> _Work instructions_: Set each record down exactly, excluding all images.

> _Given information_:
:::::
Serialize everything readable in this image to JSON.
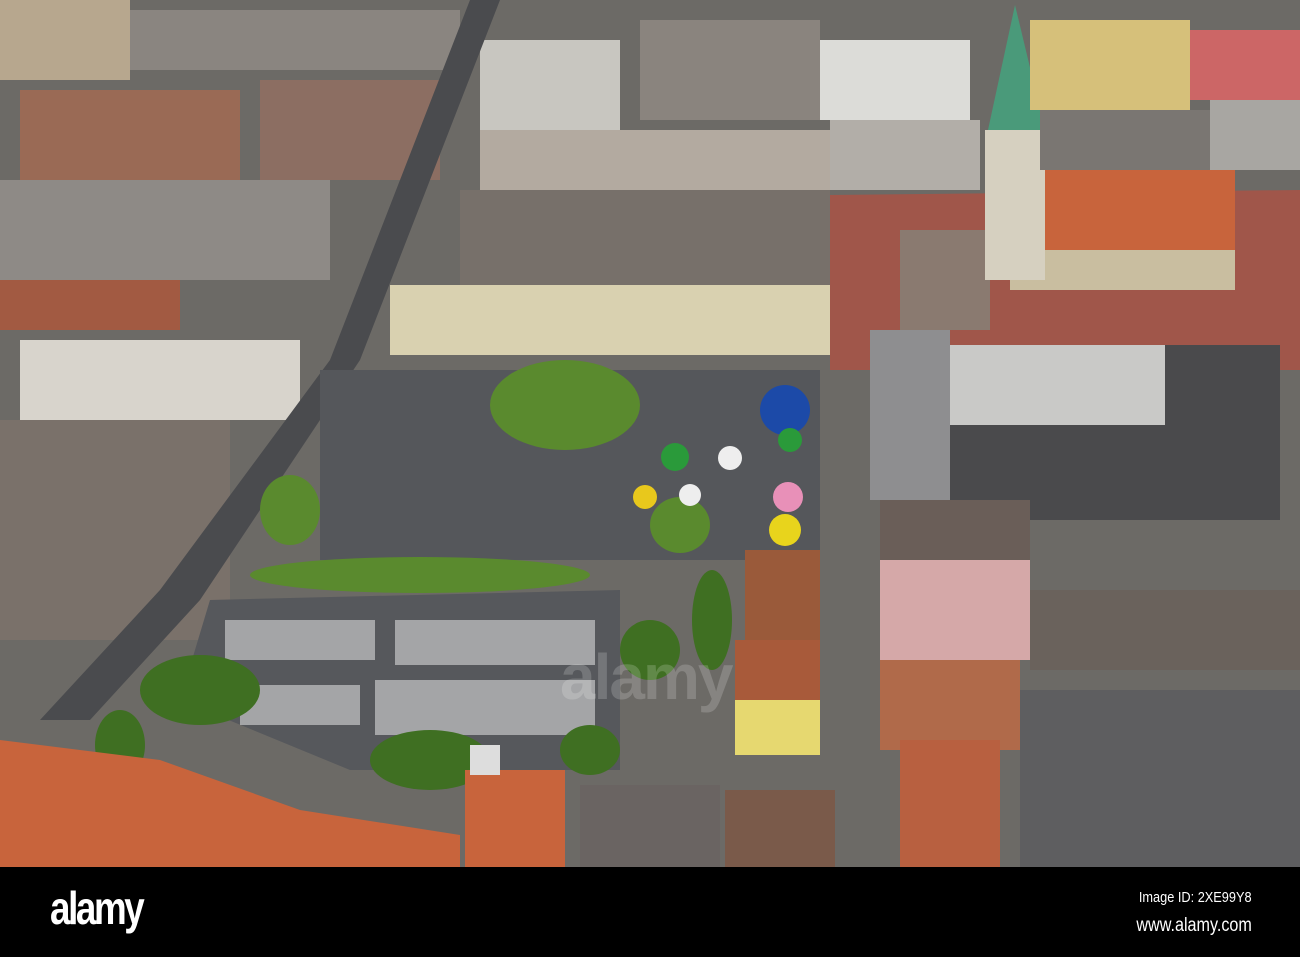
{
  "photo": {
    "subject": "Aerial view of town centre with market square, car park and church",
    "watermark": "alamy"
  },
  "footer": {
    "logo": "alamy",
    "image_id": "Image ID: 2XE99Y8",
    "website": "www.alamy.com"
  },
  "colors": {
    "roof_orange": "#c8643c",
    "church_spire": "#4a9a7a",
    "asphalt": "#5a5c60",
    "trees": "#4a7a2a",
    "plaza": "#a0564a"
  }
}
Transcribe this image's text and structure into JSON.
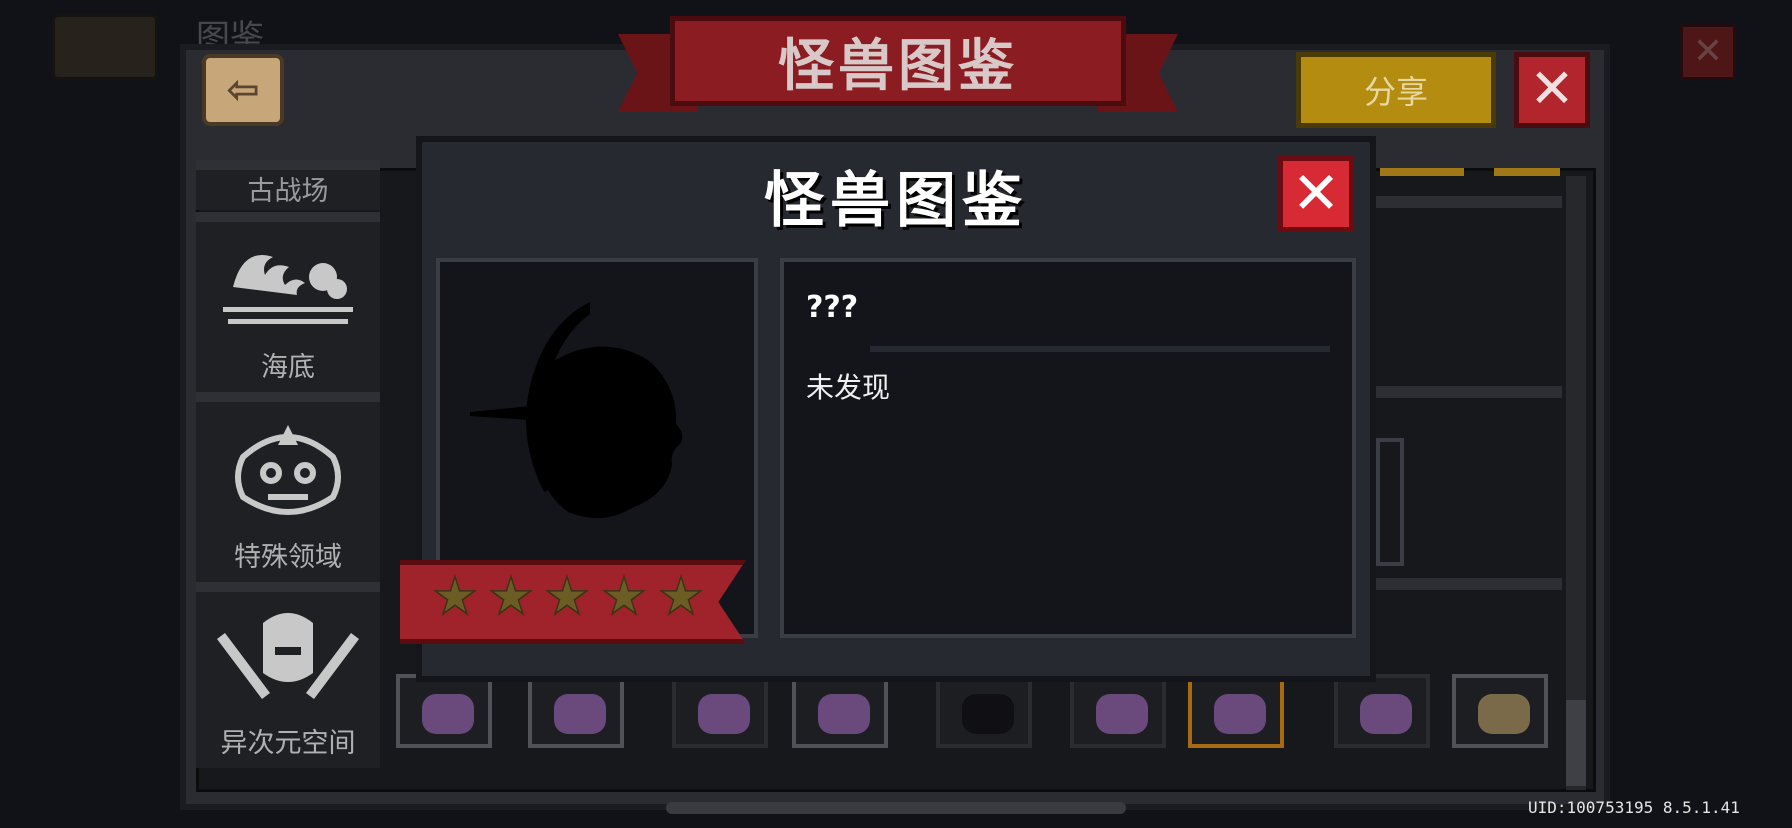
{
  "background": {
    "title_partial": "图鉴"
  },
  "header": {
    "banner_title": "怪兽图鉴",
    "share_label": "分享",
    "close_glyph": "✕",
    "back_glyph": "⇦"
  },
  "sidebar": {
    "items": [
      {
        "label": "古战场",
        "icon": "ancient-battlefield-icon"
      },
      {
        "label": "海底",
        "icon": "waves-icon"
      },
      {
        "label": "特殊领域",
        "icon": "lion-mask-icon"
      },
      {
        "label": "异次元空间",
        "icon": "knight-helmet-swords-icon"
      }
    ]
  },
  "modal": {
    "title": "怪兽图鉴",
    "close_glyph": "✕",
    "monster_name": "???",
    "status": "未发现",
    "stars": 5,
    "portrait": "unknown-monster-silhouette"
  },
  "footer": {
    "uid": "UID:100753195 8.5.1.41"
  },
  "colors": {
    "accent_red": "#d72a35",
    "share_gold": "#b38c10",
    "panel": "#262930"
  }
}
:::::
> _Final result_:
Serialize everything readable in this image to JSON.
{
  "photo": {
    "subject": "Aerial view of town centre with market square, car park and church",
    "watermark": "alamy"
  },
  "footer": {
    "logo": "alamy",
    "image_id": "Image ID: 2XE99Y8",
    "website": "www.alamy.com"
  },
  "colors": {
    "roof_orange": "#c8643c",
    "church_spire": "#4a9a7a",
    "asphalt": "#5a5c60",
    "trees": "#4a7a2a",
    "plaza": "#a0564a"
  }
}
Transcribe this image's text and structure into JSON.
{
  "background": {
    "title_partial": "图鉴"
  },
  "header": {
    "banner_title": "怪兽图鉴",
    "share_label": "分享",
    "close_glyph": "✕",
    "back_glyph": "⇦"
  },
  "sidebar": {
    "items": [
      {
        "label": "古战场",
        "icon": "ancient-battlefield-icon"
      },
      {
        "label": "海底",
        "icon": "waves-icon"
      },
      {
        "label": "特殊领域",
        "icon": "lion-mask-icon"
      },
      {
        "label": "异次元空间",
        "icon": "knight-helmet-swords-icon"
      }
    ]
  },
  "modal": {
    "title": "怪兽图鉴",
    "close_glyph": "✕",
    "monster_name": "???",
    "status": "未发现",
    "stars": 5,
    "portrait": "unknown-monster-silhouette"
  },
  "footer": {
    "uid": "UID:100753195 8.5.1.41"
  },
  "colors": {
    "accent_red": "#d72a35",
    "share_gold": "#b38c10",
    "panel": "#262930"
  }
}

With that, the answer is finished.